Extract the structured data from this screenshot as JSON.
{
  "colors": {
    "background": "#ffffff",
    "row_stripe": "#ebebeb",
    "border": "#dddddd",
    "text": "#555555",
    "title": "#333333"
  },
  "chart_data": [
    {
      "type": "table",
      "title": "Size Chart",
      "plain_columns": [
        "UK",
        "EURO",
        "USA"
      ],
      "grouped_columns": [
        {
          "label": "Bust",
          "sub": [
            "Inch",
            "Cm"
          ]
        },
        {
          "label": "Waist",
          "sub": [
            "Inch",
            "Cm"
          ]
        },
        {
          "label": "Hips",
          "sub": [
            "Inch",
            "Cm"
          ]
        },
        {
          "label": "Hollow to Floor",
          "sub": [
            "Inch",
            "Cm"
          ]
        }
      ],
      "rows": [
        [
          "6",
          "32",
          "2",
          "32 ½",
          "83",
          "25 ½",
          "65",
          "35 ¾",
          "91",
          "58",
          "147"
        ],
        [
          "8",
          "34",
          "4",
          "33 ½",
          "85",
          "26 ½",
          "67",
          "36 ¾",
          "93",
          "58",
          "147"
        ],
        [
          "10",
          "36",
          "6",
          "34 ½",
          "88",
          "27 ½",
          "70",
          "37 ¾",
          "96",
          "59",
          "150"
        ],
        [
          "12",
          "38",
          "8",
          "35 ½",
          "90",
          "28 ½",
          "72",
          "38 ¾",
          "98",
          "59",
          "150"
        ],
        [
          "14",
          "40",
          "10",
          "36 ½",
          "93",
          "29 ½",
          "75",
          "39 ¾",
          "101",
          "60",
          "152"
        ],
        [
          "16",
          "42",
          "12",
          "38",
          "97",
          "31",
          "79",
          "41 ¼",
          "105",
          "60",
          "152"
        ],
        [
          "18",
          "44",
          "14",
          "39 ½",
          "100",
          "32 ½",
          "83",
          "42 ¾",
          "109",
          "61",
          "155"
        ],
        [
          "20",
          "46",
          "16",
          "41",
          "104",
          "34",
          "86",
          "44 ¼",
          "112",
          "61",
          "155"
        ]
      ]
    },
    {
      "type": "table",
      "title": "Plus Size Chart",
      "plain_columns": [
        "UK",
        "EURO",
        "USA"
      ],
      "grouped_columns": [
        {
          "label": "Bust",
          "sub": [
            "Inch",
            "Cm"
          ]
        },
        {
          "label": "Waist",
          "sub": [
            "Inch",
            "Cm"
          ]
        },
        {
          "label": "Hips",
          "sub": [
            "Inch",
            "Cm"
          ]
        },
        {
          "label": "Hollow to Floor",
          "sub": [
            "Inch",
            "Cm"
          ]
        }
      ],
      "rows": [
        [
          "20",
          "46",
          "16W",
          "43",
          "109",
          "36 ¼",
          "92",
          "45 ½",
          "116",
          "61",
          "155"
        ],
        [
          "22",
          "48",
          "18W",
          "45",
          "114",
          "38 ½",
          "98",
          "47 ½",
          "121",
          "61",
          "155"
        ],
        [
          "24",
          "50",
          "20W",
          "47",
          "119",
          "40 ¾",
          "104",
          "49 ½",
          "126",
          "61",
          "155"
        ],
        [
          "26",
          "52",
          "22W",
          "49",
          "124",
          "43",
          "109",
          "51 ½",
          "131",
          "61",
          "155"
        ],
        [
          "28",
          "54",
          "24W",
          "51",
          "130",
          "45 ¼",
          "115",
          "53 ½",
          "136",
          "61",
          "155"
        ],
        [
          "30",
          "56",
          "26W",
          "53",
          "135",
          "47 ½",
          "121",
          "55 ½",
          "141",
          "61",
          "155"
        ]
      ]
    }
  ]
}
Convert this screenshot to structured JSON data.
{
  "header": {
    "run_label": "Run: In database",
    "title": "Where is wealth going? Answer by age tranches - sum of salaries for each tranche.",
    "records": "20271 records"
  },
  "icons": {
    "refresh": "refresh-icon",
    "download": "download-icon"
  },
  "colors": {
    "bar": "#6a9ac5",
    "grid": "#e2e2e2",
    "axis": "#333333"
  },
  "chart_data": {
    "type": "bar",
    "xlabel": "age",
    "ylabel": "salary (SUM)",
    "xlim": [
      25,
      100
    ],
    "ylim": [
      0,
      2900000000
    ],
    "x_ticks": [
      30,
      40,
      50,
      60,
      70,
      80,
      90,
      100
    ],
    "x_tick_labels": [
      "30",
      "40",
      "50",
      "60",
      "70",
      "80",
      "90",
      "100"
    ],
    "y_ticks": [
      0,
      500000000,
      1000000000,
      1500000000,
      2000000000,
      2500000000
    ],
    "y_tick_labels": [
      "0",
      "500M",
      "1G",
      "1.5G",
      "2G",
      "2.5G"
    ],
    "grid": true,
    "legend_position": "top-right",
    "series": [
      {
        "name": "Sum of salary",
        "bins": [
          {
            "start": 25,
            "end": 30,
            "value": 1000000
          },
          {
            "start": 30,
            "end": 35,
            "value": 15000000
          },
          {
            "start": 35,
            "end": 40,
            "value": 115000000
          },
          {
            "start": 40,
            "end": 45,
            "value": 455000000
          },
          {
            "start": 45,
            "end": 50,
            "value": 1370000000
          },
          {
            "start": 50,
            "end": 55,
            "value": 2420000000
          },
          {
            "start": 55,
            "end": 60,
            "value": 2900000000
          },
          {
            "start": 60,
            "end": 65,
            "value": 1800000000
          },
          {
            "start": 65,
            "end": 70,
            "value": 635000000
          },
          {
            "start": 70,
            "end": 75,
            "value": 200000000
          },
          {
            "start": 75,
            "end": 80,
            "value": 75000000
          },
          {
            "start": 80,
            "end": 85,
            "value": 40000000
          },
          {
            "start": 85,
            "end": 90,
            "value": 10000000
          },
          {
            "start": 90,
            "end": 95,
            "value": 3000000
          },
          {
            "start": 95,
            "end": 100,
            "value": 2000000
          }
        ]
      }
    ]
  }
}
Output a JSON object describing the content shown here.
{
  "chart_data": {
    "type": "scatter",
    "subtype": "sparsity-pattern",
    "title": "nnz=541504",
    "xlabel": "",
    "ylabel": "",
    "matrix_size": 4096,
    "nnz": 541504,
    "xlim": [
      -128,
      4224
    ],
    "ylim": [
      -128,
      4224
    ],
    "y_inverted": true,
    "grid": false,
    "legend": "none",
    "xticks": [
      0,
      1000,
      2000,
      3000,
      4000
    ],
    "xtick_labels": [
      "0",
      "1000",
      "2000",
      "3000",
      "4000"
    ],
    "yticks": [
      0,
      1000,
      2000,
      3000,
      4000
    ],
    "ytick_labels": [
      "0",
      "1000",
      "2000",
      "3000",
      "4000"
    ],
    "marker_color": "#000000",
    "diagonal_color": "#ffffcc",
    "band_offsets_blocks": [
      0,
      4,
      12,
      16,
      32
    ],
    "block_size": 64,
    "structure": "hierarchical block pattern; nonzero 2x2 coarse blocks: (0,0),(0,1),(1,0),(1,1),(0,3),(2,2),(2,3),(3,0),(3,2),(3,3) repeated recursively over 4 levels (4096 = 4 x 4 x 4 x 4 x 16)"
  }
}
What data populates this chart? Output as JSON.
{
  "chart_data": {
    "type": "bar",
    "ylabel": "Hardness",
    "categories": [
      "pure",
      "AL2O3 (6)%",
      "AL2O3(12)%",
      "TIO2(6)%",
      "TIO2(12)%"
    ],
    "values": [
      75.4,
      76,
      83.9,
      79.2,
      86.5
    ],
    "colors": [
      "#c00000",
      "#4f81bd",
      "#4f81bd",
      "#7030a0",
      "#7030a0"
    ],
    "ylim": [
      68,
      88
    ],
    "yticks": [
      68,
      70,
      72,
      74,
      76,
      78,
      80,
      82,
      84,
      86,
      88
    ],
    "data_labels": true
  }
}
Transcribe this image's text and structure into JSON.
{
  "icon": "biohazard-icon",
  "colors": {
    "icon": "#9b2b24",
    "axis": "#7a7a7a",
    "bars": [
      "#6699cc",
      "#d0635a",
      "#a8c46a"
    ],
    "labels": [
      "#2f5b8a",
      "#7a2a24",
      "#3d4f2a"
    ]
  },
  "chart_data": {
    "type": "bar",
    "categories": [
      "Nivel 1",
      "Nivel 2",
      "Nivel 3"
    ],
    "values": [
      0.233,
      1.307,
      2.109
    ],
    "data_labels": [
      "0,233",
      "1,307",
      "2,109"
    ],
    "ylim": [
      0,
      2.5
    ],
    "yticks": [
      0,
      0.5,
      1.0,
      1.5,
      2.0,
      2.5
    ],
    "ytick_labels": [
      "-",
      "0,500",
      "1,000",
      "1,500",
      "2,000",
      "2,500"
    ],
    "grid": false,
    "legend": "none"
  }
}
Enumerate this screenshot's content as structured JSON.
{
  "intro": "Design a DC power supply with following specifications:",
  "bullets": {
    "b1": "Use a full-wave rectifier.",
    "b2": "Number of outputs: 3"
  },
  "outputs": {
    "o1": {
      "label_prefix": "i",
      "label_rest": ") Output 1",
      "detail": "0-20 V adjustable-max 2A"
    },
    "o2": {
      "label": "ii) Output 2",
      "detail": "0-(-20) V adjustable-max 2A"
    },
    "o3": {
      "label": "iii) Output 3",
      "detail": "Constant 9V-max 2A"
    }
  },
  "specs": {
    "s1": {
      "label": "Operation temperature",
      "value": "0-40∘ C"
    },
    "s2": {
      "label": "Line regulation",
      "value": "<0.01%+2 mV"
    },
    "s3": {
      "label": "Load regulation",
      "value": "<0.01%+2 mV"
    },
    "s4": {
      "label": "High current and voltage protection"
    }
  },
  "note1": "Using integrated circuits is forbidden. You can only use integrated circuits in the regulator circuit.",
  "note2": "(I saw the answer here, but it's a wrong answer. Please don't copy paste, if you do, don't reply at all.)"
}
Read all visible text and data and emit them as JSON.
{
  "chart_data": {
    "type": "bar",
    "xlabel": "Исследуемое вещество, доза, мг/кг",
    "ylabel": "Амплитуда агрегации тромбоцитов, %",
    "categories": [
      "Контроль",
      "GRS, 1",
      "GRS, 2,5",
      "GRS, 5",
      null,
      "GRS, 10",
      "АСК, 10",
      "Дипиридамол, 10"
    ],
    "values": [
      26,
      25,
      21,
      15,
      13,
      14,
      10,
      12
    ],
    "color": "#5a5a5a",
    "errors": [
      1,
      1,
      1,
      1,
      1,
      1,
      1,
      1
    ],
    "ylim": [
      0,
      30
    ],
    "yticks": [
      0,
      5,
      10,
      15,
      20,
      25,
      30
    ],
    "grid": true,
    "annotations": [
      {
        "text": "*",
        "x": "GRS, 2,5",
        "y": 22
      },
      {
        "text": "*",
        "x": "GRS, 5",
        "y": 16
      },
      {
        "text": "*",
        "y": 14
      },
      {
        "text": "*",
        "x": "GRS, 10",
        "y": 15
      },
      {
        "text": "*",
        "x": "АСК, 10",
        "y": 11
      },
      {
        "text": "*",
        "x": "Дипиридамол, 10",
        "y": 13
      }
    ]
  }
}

------------------------------------

> _Written instruction_
Copy out every line where the word "salary" occurs.

> _Result_
    "ylabel": "salary (SUM)",
        "name": "Sum of salary",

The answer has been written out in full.